**WHAT IS BEING ASKED**
Retype all of the listing exactly, passing over any picture you find.
====== SUPPLIED MATERIAL ======
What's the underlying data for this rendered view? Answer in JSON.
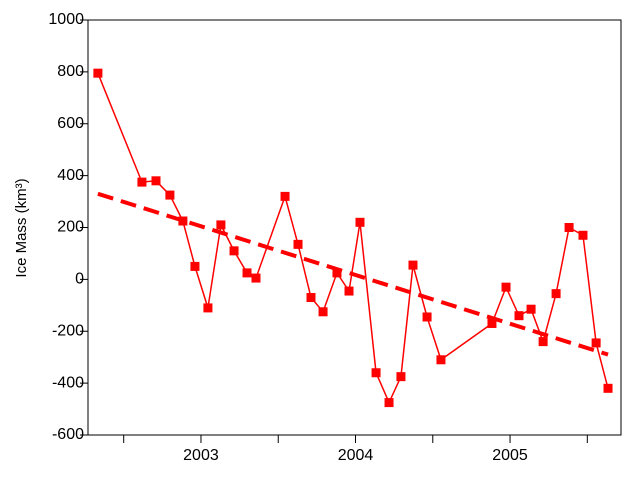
{
  "chart_data": {
    "type": "line",
    "y_label": "Ice Mass (km³)",
    "x": [
      2002.333,
      2002.618,
      2002.709,
      2002.799,
      2002.883,
      2002.961,
      2003.045,
      2003.129,
      2003.214,
      2003.298,
      2003.356,
      2003.544,
      2003.628,
      2003.712,
      2003.79,
      2003.88,
      2003.958,
      2004.029,
      2004.133,
      2004.217,
      2004.294,
      2004.372,
      2004.463,
      2004.553,
      2004.883,
      2004.974,
      2005.058,
      2005.136,
      2005.214,
      2005.298,
      2005.382,
      2005.472,
      2005.557,
      2005.634
    ],
    "series": [
      {
        "color": "#ff0000",
        "values": [
          795,
          375,
          380,
          325,
          225,
          50,
          -110,
          210,
          110,
          25,
          5,
          320,
          135,
          -70,
          -125,
          25,
          -45,
          220,
          -360,
          -475,
          -375,
          55,
          -145,
          -310,
          -170,
          -30,
          -140,
          -115,
          -240,
          -55,
          200,
          170,
          -245,
          -420
        ]
      }
    ],
    "trend": {
      "color": "#ff0000",
      "x": [
        2002.333,
        2005.634
      ],
      "values": [
        330,
        -290
      ]
    },
    "xlim": [
      2002.269,
      2005.718
    ],
    "xticks": [
      2003,
      2004,
      2005
    ],
    "minor_xticks": [
      2002.5,
      2003.5,
      2004.5,
      2005.5
    ],
    "ylim": [
      -600,
      1000
    ],
    "yticks": [
      -600,
      -400,
      -200,
      0,
      200,
      400,
      600,
      800,
      1000
    ]
  }
}
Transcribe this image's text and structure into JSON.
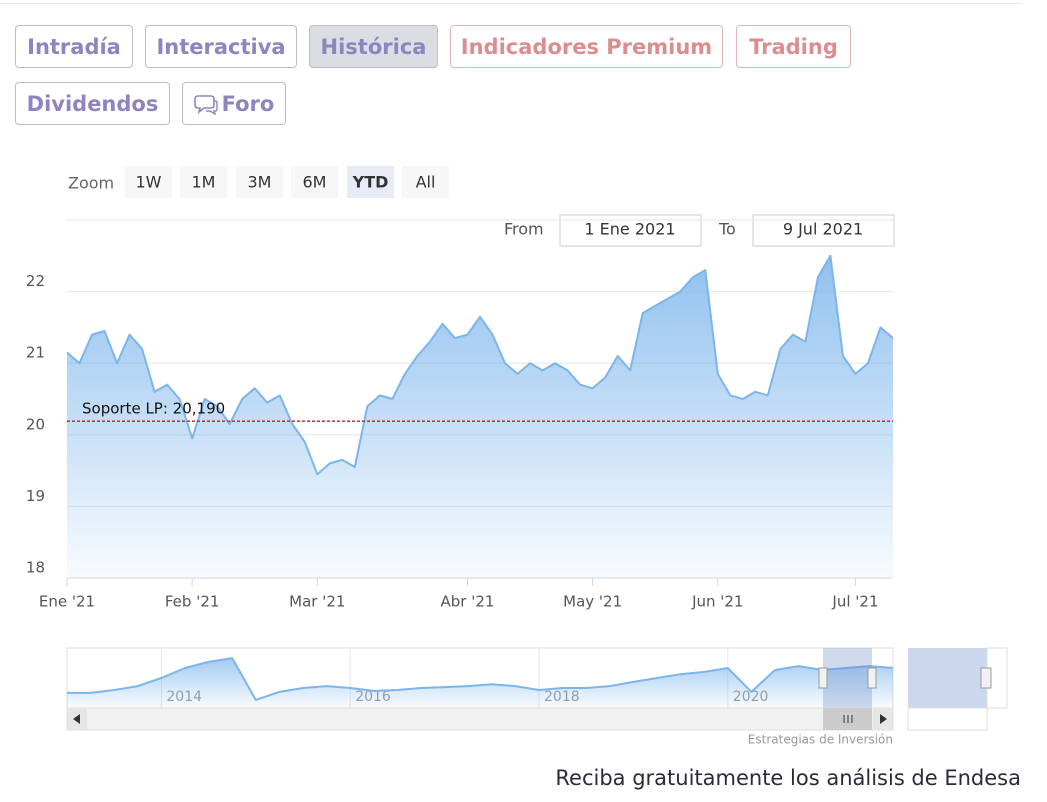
{
  "tabs": [
    "Intradía",
    "Interactiva",
    "Histórica",
    "Indicadores Premium",
    "Trading",
    "Dividendos",
    "Foro"
  ],
  "zoom": {
    "label": "Zoom",
    "buttons": [
      "1W",
      "1M",
      "3M",
      "6M",
      "YTD",
      "All"
    ]
  },
  "range": {
    "from_label": "From",
    "from": "1 Ene 2021",
    "to_label": "To",
    "to": "9 Jul 2021"
  },
  "chart_data": {
    "type": "area",
    "categories": [
      "Ene '21",
      null,
      null,
      null,
      null,
      null,
      null,
      null,
      null,
      null,
      "Feb '21",
      null,
      null,
      null,
      null,
      null,
      null,
      null,
      null,
      null,
      "Mar '21",
      null,
      null,
      null,
      null,
      null,
      null,
      null,
      null,
      null,
      null,
      null,
      "Abr '21",
      null,
      null,
      null,
      null,
      null,
      null,
      null,
      null,
      null,
      "May '21",
      null,
      null,
      null,
      null,
      null,
      null,
      null,
      null,
      null,
      "Jun '21",
      null,
      null,
      null,
      null,
      null,
      null,
      null,
      null,
      null,
      null,
      "Jul '21",
      null,
      null,
      null
    ],
    "values": [
      21.15,
      21.0,
      21.4,
      21.45,
      21.0,
      21.4,
      21.2,
      20.6,
      20.7,
      20.5,
      19.95,
      20.5,
      20.4,
      20.15,
      20.5,
      20.65,
      20.45,
      20.55,
      20.15,
      19.9,
      19.45,
      19.6,
      19.65,
      19.55,
      20.4,
      20.55,
      20.5,
      20.85,
      21.1,
      21.3,
      21.55,
      21.35,
      21.4,
      21.65,
      21.4,
      21.0,
      20.85,
      21.0,
      20.9,
      21.0,
      20.9,
      20.7,
      20.65,
      20.8,
      21.1,
      20.9,
      21.7,
      21.8,
      21.9,
      22.0,
      22.2,
      22.3,
      20.85,
      20.55,
      20.5,
      20.6,
      20.55,
      21.2,
      21.4,
      21.3,
      22.2,
      22.5,
      21.1,
      20.85,
      21.0,
      21.5,
      21.35
    ],
    "color": "#7cb5ec",
    "ylim": [
      18,
      23
    ],
    "yticks": [
      18,
      19,
      20,
      21,
      22
    ],
    "grid": true,
    "support_line": {
      "value": 20.19,
      "label": "Soporte LP: 20,190",
      "color": "#b22222"
    }
  },
  "navigator": {
    "type": "area",
    "categories": [
      null,
      null,
      null,
      null,
      "2014",
      null,
      null,
      null,
      null,
      null,
      null,
      null,
      "2016",
      null,
      null,
      null,
      null,
      null,
      null,
      null,
      "2018",
      null,
      null,
      null,
      null,
      null,
      null,
      null,
      "2020",
      null,
      null,
      null,
      null,
      null,
      null,
      null
    ],
    "values": [
      12.7,
      12.7,
      13.6,
      14.8,
      17.3,
      20.4,
      22.3,
      23.5,
      10.5,
      13.0,
      14.2,
      14.8,
      14.2,
      13.3,
      13.6,
      14.2,
      14.5,
      14.8,
      15.4,
      14.8,
      13.6,
      14.2,
      14.2,
      14.8,
      16.1,
      17.3,
      18.5,
      19.2,
      20.4,
      13.0,
      19.8,
      21.0,
      19.8,
      20.4,
      21.0,
      20.4
    ],
    "ylim": [
      8,
      26
    ]
  },
  "credit": "Estrategias de Inversión",
  "footer": "Reciba gratuitamente los análisis de Endesa"
}
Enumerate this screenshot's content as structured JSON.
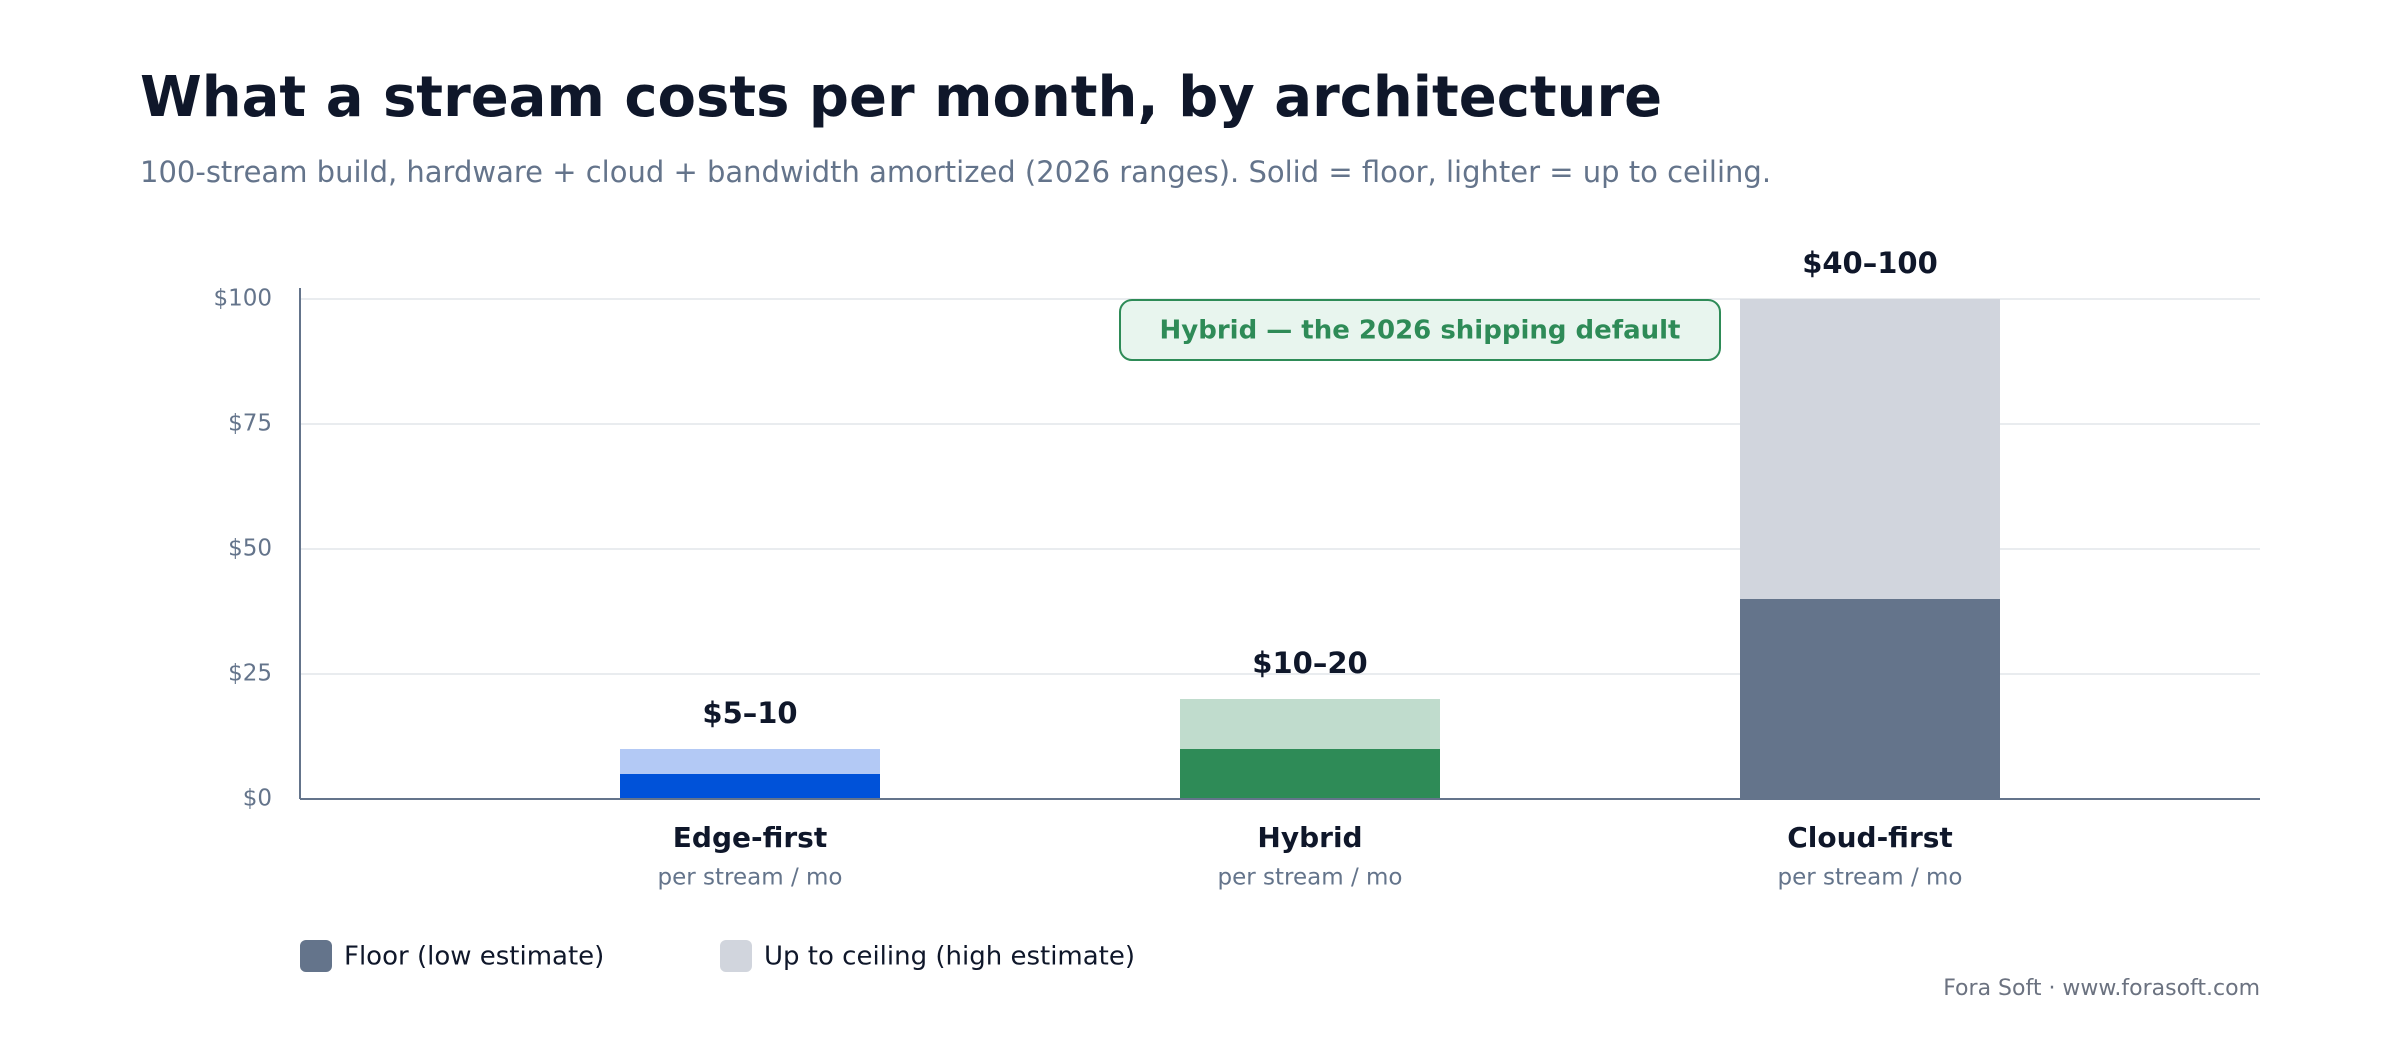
======
**REPLY TO THE EXERCISE**
What's the underlying data for this rendered view? Answer in JSON.
{
  "chart_data": {
    "type": "line",
    "y_label": "Ice Mass (km³)",
    "x": [
      2002.333,
      2002.618,
      2002.709,
      2002.799,
      2002.883,
      2002.961,
      2003.045,
      2003.129,
      2003.214,
      2003.298,
      2003.356,
      2003.544,
      2003.628,
      2003.712,
      2003.79,
      2003.88,
      2003.958,
      2004.029,
      2004.133,
      2004.217,
      2004.294,
      2004.372,
      2004.463,
      2004.553,
      2004.883,
      2004.974,
      2005.058,
      2005.136,
      2005.214,
      2005.298,
      2005.382,
      2005.472,
      2005.557,
      2005.634
    ],
    "series": [
      {
        "color": "#ff0000",
        "values": [
          795,
          375,
          380,
          325,
          225,
          50,
          -110,
          210,
          110,
          25,
          5,
          320,
          135,
          -70,
          -125,
          25,
          -45,
          220,
          -360,
          -475,
          -375,
          55,
          -145,
          -310,
          -170,
          -30,
          -140,
          -115,
          -240,
          -55,
          200,
          170,
          -245,
          -420
        ]
      }
    ],
    "trend": {
      "color": "#ff0000",
      "x": [
        2002.333,
        2005.634
      ],
      "values": [
        330,
        -290
      ]
    },
    "xlim": [
      2002.269,
      2005.718
    ],
    "xticks": [
      2003,
      2004,
      2005
    ],
    "minor_xticks": [
      2002.5,
      2003.5,
      2004.5,
      2005.5
    ],
    "ylim": [
      -600,
      1000
    ],
    "yticks": [
      -600,
      -400,
      -200,
      0,
      200,
      400,
      600,
      800,
      1000
    ]
  }
}
Transcribe this image's text and structure into JSON.
{
  "tabs": [
    "Intradía",
    "Interactiva",
    "Histórica",
    "Indicadores Premium",
    "Trading",
    "Dividendos",
    "Foro"
  ],
  "zoom": {
    "label": "Zoom",
    "buttons": [
      "1W",
      "1M",
      "3M",
      "6M",
      "YTD",
      "All"
    ]
  },
  "range": {
    "from_label": "From",
    "from": "1 Ene 2021",
    "to_label": "To",
    "to": "9 Jul 2021"
  },
  "chart_data": {
    "type": "area",
    "categories": [
      "Ene '21",
      null,
      null,
      null,
      null,
      null,
      null,
      null,
      null,
      null,
      "Feb '21",
      null,
      null,
      null,
      null,
      null,
      null,
      null,
      null,
      null,
      "Mar '21",
      null,
      null,
      null,
      null,
      null,
      null,
      null,
      null,
      null,
      null,
      null,
      "Abr '21",
      null,
      null,
      null,
      null,
      null,
      null,
      null,
      null,
      null,
      "May '21",
      null,
      null,
      null,
      null,
      null,
      null,
      null,
      null,
      null,
      "Jun '21",
      null,
      null,
      null,
      null,
      null,
      null,
      null,
      null,
      null,
      null,
      "Jul '21",
      null,
      null,
      null
    ],
    "values": [
      21.15,
      21.0,
      21.4,
      21.45,
      21.0,
      21.4,
      21.2,
      20.6,
      20.7,
      20.5,
      19.95,
      20.5,
      20.4,
      20.15,
      20.5,
      20.65,
      20.45,
      20.55,
      20.15,
      19.9,
      19.45,
      19.6,
      19.65,
      19.55,
      20.4,
      20.55,
      20.5,
      20.85,
      21.1,
      21.3,
      21.55,
      21.35,
      21.4,
      21.65,
      21.4,
      21.0,
      20.85,
      21.0,
      20.9,
      21.0,
      20.9,
      20.7,
      20.65,
      20.8,
      21.1,
      20.9,
      21.7,
      21.8,
      21.9,
      22.0,
      22.2,
      22.3,
      20.85,
      20.55,
      20.5,
      20.6,
      20.55,
      21.2,
      21.4,
      21.3,
      22.2,
      22.5,
      21.1,
      20.85,
      21.0,
      21.5,
      21.35
    ],
    "color": "#7cb5ec",
    "ylim": [
      18,
      23
    ],
    "yticks": [
      18,
      19,
      20,
      21,
      22
    ],
    "grid": true,
    "support_line": {
      "value": 20.19,
      "label": "Soporte LP: 20,190",
      "color": "#b22222"
    }
  },
  "navigator": {
    "type": "area",
    "categories": [
      null,
      null,
      null,
      null,
      "2014",
      null,
      null,
      null,
      null,
      null,
      null,
      null,
      "2016",
      null,
      null,
      null,
      null,
      null,
      null,
      null,
      "2018",
      null,
      null,
      null,
      null,
      null,
      null,
      null,
      "2020",
      null,
      null,
      null,
      null,
      null,
      null,
      null
    ],
    "values": [
      12.7,
      12.7,
      13.6,
      14.8,
      17.3,
      20.4,
      22.3,
      23.5,
      10.5,
      13.0,
      14.2,
      14.8,
      14.2,
      13.3,
      13.6,
      14.2,
      14.5,
      14.8,
      15.4,
      14.8,
      13.6,
      14.2,
      14.2,
      14.8,
      16.1,
      17.3,
      18.5,
      19.2,
      20.4,
      13.0,
      19.8,
      21.0,
      19.8,
      20.4,
      21.0,
      20.4
    ],
    "ylim": [
      8,
      26
    ]
  },
  "credit": "Estrategias de Inversión",
  "footer": "Reciba gratuitamente los análisis de Endesa"
}
Enumerate this screenshot's content as structured JSON.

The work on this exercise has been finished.